-- Job --
Where a line holds the string "obligations", return that line.

------

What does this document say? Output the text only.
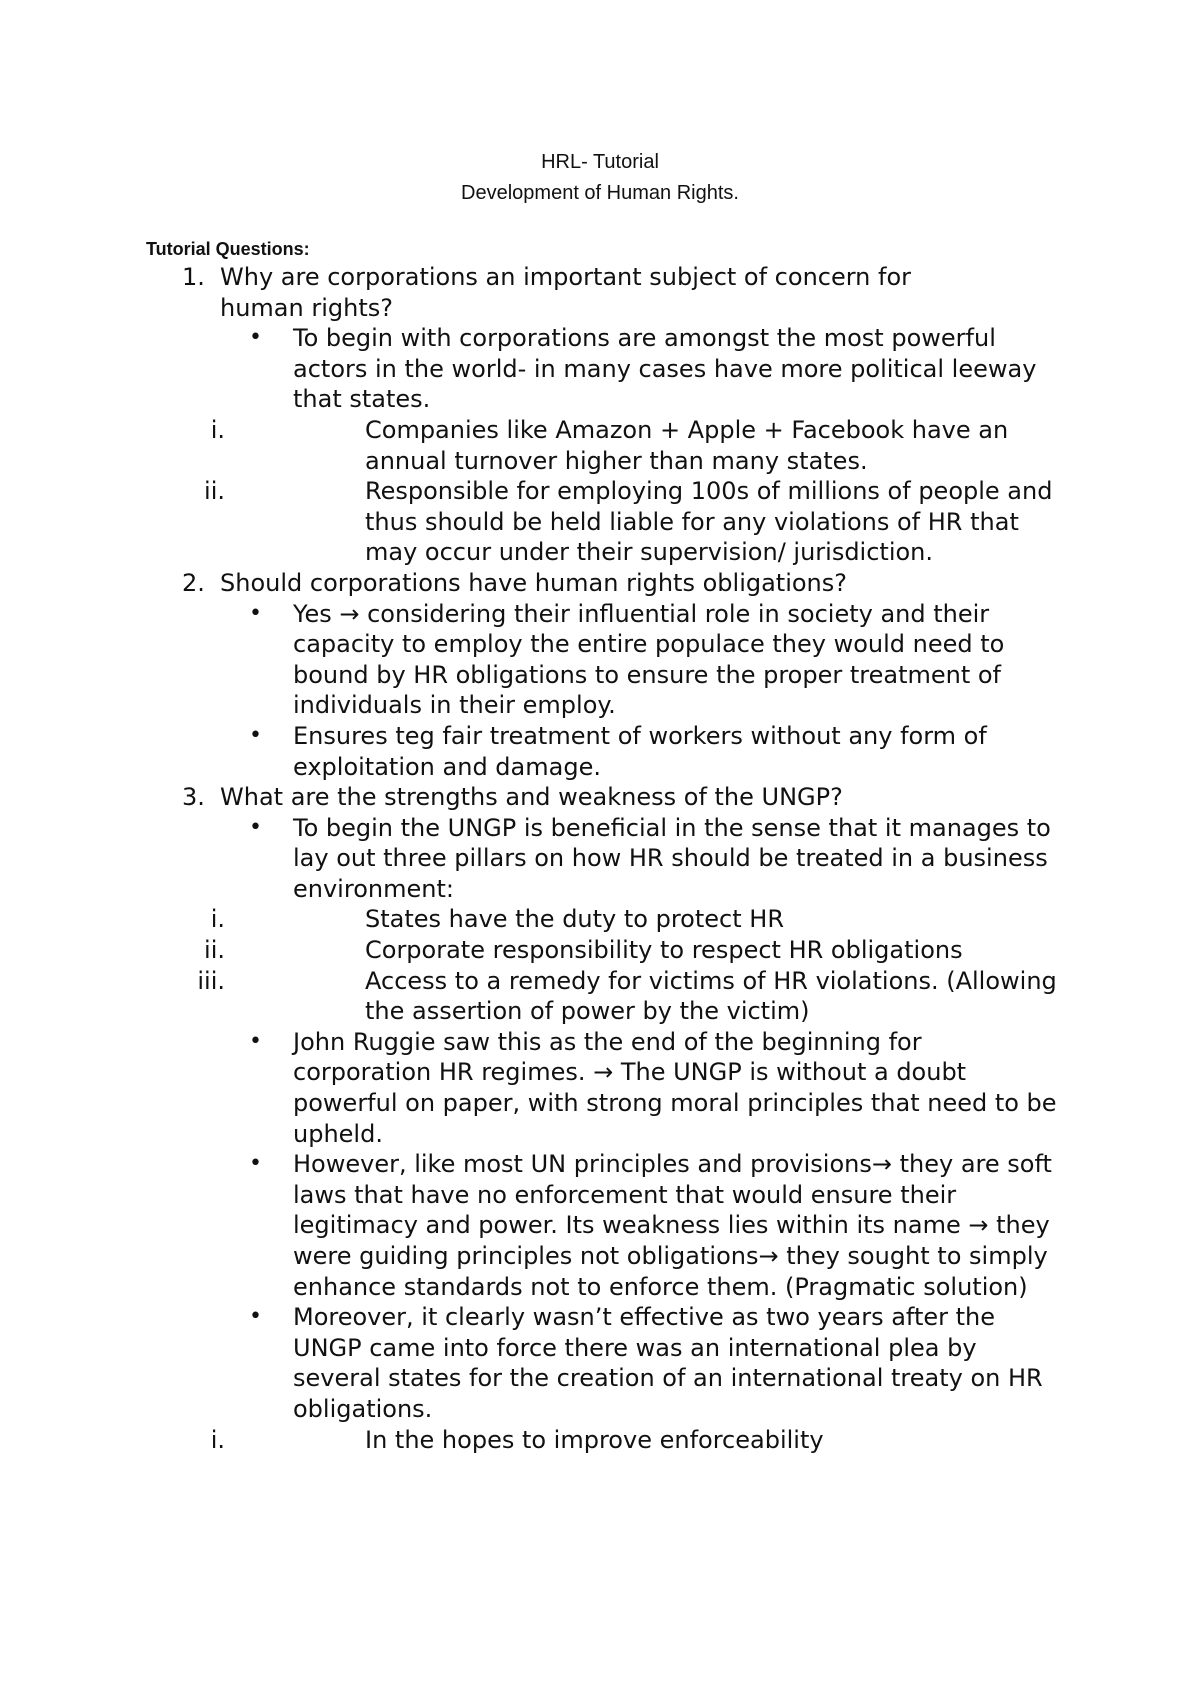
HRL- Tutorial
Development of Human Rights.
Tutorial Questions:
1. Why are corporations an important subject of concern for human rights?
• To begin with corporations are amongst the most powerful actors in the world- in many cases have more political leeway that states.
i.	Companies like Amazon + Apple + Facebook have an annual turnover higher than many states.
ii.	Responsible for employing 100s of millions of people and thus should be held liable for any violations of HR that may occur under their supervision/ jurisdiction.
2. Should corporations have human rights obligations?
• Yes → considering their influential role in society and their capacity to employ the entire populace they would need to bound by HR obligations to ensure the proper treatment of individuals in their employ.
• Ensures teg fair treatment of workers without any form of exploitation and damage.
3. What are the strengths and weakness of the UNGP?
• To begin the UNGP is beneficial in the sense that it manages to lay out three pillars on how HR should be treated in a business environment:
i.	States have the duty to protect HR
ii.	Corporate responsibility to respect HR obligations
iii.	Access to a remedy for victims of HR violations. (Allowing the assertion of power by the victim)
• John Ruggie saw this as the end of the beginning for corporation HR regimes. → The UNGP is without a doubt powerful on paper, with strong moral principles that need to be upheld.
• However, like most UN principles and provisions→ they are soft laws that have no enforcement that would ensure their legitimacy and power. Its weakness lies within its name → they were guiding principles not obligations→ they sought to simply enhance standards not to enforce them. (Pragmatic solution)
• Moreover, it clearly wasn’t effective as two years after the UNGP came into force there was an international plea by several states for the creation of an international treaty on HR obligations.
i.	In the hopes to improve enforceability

------

-- Result for this exercise --
2. Should corporations have human rights obligations?
• Yes → considering their influential role in society and their capacity to employ the entire populace they would need to bound by HR obligations to ensure the proper treatment of individuals in their employ.
ii.	Corporate responsibility to respect HR obligations
• However, like most UN principles and provisions→ they are soft laws that have no enforcement that would ensure their legitimacy and power. Its weakness lies within its name → they were guiding principles not obligations→ they sought to simply enhance standards not to enforce them. (Pragmatic solution)
• Moreover, it clearly wasn’t effective as two years after the UNGP came into force there was an international plea by several states for the creation of an international treaty on HR obligations.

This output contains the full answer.